## Supplied text
********************

Finally, let’s compare the emission distributions:

from scipy.stats import norm
import matplotlib.lines as mlines

x = np.linspace(-5, 8, 1000)
emm_colors = get_color_gradient(3)

plt.figure(figsize=(6, 3))

# Plot original emission distributions
for i in range(3):
    pdf = norm.pdf(x, loc=emission_means[i,0], scale=emission_covs[i,0])
    plt.plot(x, pdf, label=f"Original State {i + 1}", 
            color=emm_colors[i], alpha=0.5)

# Plot recovered emission distributions
for i in range(3):
    pdf = norm.pdf(x, loc=r_means[i,0], scale=r_covs[i,0])
    plt.plot(x, pdf, label=f"Recovered State {i + 1}", 
            color=emm_colors[i], linestyle="--")

plt.title("Emission Distributions")
plt.ylabel("Density")
plt.xlabel("Emission")

# Create custom legend handles
solid_line = mlines.Line2D([], [], color='black', linestyle='-', 
                          alpha=0.5, label='Original')
dashed_line = mlines.Line2D([], [], color='black', linestyle='--', 
                           label='Recovered')

plt.legend(handles=[solid_line, dashed_line], loc="upper left")
plt.show()

Notice: the states are permuted!

Quiz: Can you map the recovered states to generator states (only with critical thinking)?

Key Insights About Hidden Markov Models

  1. Temporal Dependencies: HMMs capture how the current state depends on the previous state
  2. Hidden Structure: We observe the outcomes but not the underlying states
  3. Label Switching: Parameter recovery can suffer from label switching problems
  4. Sequential Modeling: Perfect for time series data with changing regimes

Part 5: Input-Dependent Models and GLMs

We’ve journeyed from simple stationary models to complex temporal dependencies. Now we enter the realm of Dynamic Models - where external factors influence our generative process. This is where Bayesian modeling becomes incredibly powerful for real-world applications.

Linear Regressions and the Idea of Uncertainty

Traditional linear models are based on the equation: \(y = x \cdot w + c\)

This form represents a deterministic relationship between the input $x$ and the output $y$. Every input $x$ maps to a single, exact $y$ without any randomness or uncertainty.

In real-world data, however, outputs are often affected by factors not captured by the model (e.g., measurement errors, hidden variables, or inherent variability). Adding noise $\epsilon \sim \mathcal{N}(0, \sigma^2)$ acknowledges this uncertainty and makes the model more realistic, leading to:

\[y = x \cdot w + c + \epsilon\]

where:

  • $x$ is the input (features),
  • $w$ is the weight vector,
  • $c$ is the intercept (bias),
  • $\epsilon \sim \mathcal{N}(0, \sigma^2)$ is the Gaussian noise with mean $0$ and variance $\sigma^2$.

********************

## Supplied data
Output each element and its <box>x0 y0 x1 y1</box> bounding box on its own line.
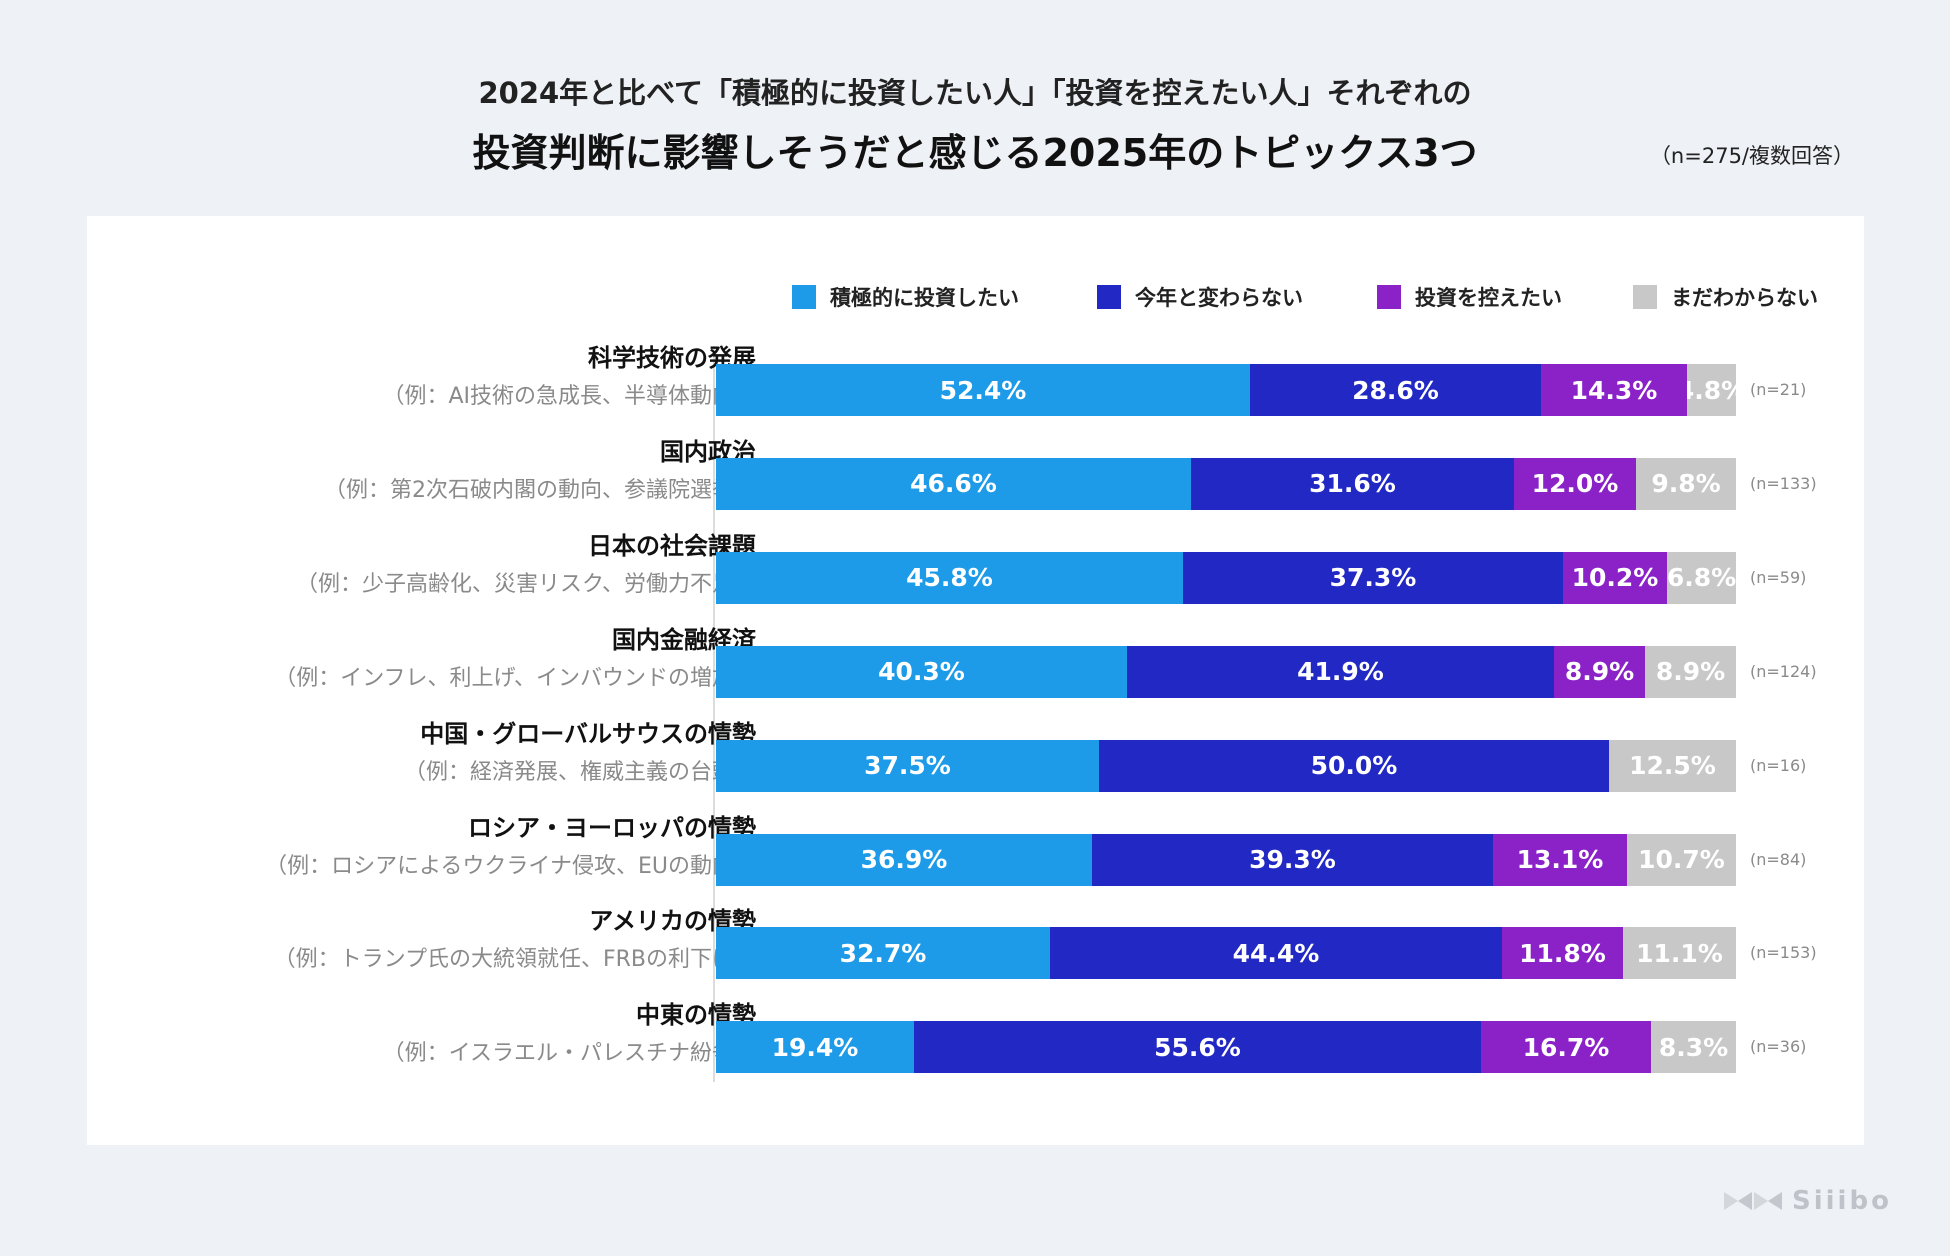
sample-size-label: (n=84) <box>1750 849 1807 869</box>
legend-item-hold-back: 投資を控えたい <box>1377 282 1562 312</box>
legend-swatch <box>792 285 816 309</box>
legend-swatch <box>1097 285 1121 309</box>
category-axis-line <box>713 346 715 1082</box>
sample-size-label: (n=36) <box>1750 1037 1807 1057</box>
legend-label: まだわからない <box>1671 286 1818 310</box>
bar-segment-hold-back: 11.8% <box>1502 927 1623 980</box>
bar-segment-invest-more: 52.4% <box>716 364 1250 416</box>
sample-size-label: (n=133) <box>1750 473 1817 493</box>
category-label: ロシア・ヨーロッパの情勢 <box>468 813 756 842</box>
bar-segment-unknown: 10.7% <box>1627 833 1736 886</box>
legend-swatch <box>1633 285 1657 309</box>
sample-size-label: (n=124) <box>1750 661 1817 681</box>
bar-segment-unknown: 9.8% <box>1636 457 1736 510</box>
bar-segment-invest-more: 19.4% <box>716 1021 914 1074</box>
legend-label: 投資を控えたい <box>1415 286 1562 310</box>
bar-segment-hold-back: 10.2% <box>1563 551 1667 604</box>
category-example: （例：第2次石破内閣の動向、参議院選挙） <box>324 477 756 503</box>
bar-segment-invest-more: 37.5% <box>716 739 1099 792</box>
bar-segment-invest-more: 46.6% <box>716 457 1191 510</box>
chart-panel: 積極的に投資したい 今年と変わらない 投資を控えたい まだわからない 科学技術の発展（… <box>87 216 1864 1145</box>
brand-logo: Siiibo <box>1722 1186 1892 1216</box>
bar-segment-unknown: 4.8% <box>1687 364 1736 416</box>
bar-segment-unknown: 6.8% <box>1667 551 1736 604</box>
bar-segment-same: 44.4% <box>1050 927 1502 980</box>
bar-segment-unknown: 8.3% <box>1651 1021 1736 1074</box>
legend-item-unknown: まだわからない <box>1633 282 1818 312</box>
bar-segment-invest-more: 32.7% <box>716 927 1050 980</box>
category-example: （例：インフレ、利上げ、インバウンドの増加） <box>274 665 756 691</box>
sample-size-label: (n=21) <box>1750 380 1807 399</box>
bar-segment-hold-back: 12.0% <box>1514 457 1636 510</box>
bar-segment-unknown: 12.5% <box>1609 739 1736 792</box>
sample-size-note: （n=275/複数回答） <box>1649 144 1854 168</box>
sample-size-label: (n=153) <box>1750 943 1817 963</box>
legend-item-same: 今年と変わらない <box>1097 282 1303 312</box>
legend-label: 積極的に投資したい <box>830 286 1019 310</box>
bar-segment-same: 55.6% <box>914 1021 1481 1074</box>
bar-segment-hold-back: 13.1% <box>1493 833 1627 886</box>
bar-segment-hold-back: 14.3% <box>1541 364 1687 416</box>
chart-title-line1: 2024年と比べて「積極的に投資したい人」「投資を控えたい人」それぞれの <box>478 76 1472 110</box>
category-example: （例：経済発展、権威主義の台頭） <box>403 759 756 785</box>
legend-swatch <box>1377 285 1401 309</box>
logo-mark-icon <box>1724 1192 1782 1210</box>
logo-text: Siiibo <box>1792 1186 1892 1216</box>
category-label: 中国・グローバルサウスの情勢 <box>420 719 756 748</box>
legend-item-invest-more: 積極的に投資したい <box>792 282 1019 312</box>
bar-segment-unknown: 8.9% <box>1645 645 1736 698</box>
category-example: （例：トランプ氏の大統領就任、FRBの利下げ） <box>273 947 756 973</box>
bar-segment-same: 28.6% <box>1250 364 1541 416</box>
sample-size-label: (n=59) <box>1750 567 1807 587</box>
chart-title-line2: 投資判断に影響しそうだと感じる2025年のトピックス3つ <box>472 131 1478 175</box>
sample-size-label: (n=16) <box>1750 755 1807 775</box>
bar-segment-same: 39.3% <box>1092 833 1493 886</box>
category-example: （例：イスラエル・パレスチナ紛争） <box>382 1041 756 1067</box>
bar-segment-hold-back: 8.9% <box>1554 645 1645 698</box>
legend-label: 今年と変わらない <box>1135 286 1303 310</box>
bar-segment-same: 41.9% <box>1127 645 1554 698</box>
bar-segment-invest-more: 36.9% <box>716 833 1092 886</box>
bar-segment-invest-more: 40.3% <box>716 645 1127 698</box>
bar-segment-hold-back: 16.7% <box>1481 1021 1651 1074</box>
bar-segment-same: 37.3% <box>1183 551 1563 604</box>
category-example: （例：AI技術の急成長、半導体動向） <box>382 384 756 409</box>
bar-segment-same: 31.6% <box>1191 457 1514 510</box>
bar-segment-unknown: 11.1% <box>1623 927 1736 980</box>
bar-segment-same: 50.0% <box>1099 739 1609 792</box>
category-example: （例：少子高齢化、災害リスク、労働力不足） <box>295 571 756 597</box>
category-example: （例：ロシアによるウクライナ侵攻、EUの動向） <box>265 853 756 879</box>
bar-segment-invest-more: 45.8% <box>716 551 1183 604</box>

********************

## Challenges
1. Which insights about Hidden Markov Models does the Bayesian modeling tutorial list by name under its key insights heading?
2. Retype the Bayesian modeling tutorial from "Finally, let’s compare" up to and including "plt.figure(figsize=(6, 3))".

## Answers to the problems
1.
Temporal Dependencies
Hidden Structure
Label Switching
Sequential Modeling

2.
Finally, let’s compare the emission distributions:

from scipy.stats import norm
import matplotlib.lines as mlines

x = np.linspace(-5, 8, 1000)
emm_colors = get_color_gradient(3)

plt.figure(figsize=(6, 3))